Given task> Print out the entries below with no edits.

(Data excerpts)
★ ★ ★ ★ ★

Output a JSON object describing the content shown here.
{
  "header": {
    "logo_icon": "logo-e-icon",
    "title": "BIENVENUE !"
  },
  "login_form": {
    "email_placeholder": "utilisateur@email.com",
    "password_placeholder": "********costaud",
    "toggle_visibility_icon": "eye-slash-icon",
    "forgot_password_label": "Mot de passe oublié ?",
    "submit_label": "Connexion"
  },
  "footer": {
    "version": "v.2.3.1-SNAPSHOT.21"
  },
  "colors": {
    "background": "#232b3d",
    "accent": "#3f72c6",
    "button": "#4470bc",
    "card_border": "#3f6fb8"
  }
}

★ ★ ★ ★ ★

Answer below>
Output a JSON object describing the content shown here.
{
  "header": {
    "logo_icon": "logo-e-icon",
    "title": "BIENVENUE !"
  },
  "login_form": {
    "email_placeholder": "utilisateur@email.com",
    "password_placeholder": "********costaud",
    "toggle_visibility_icon": "eye-slash-icon",
    "forgot_password_label": "Mot de passe oublié ?",
    "submit_label": "Connexion"
  },
  "footer": {
    "version": "v.2.3.1-SNAPSHOT.21"
  },
  "colors": {
    "background": "#232b3d",
    "accent": "#3f72c6",
    "button": "#4470bc",
    "card_border": "#3f6fb8"
  }
}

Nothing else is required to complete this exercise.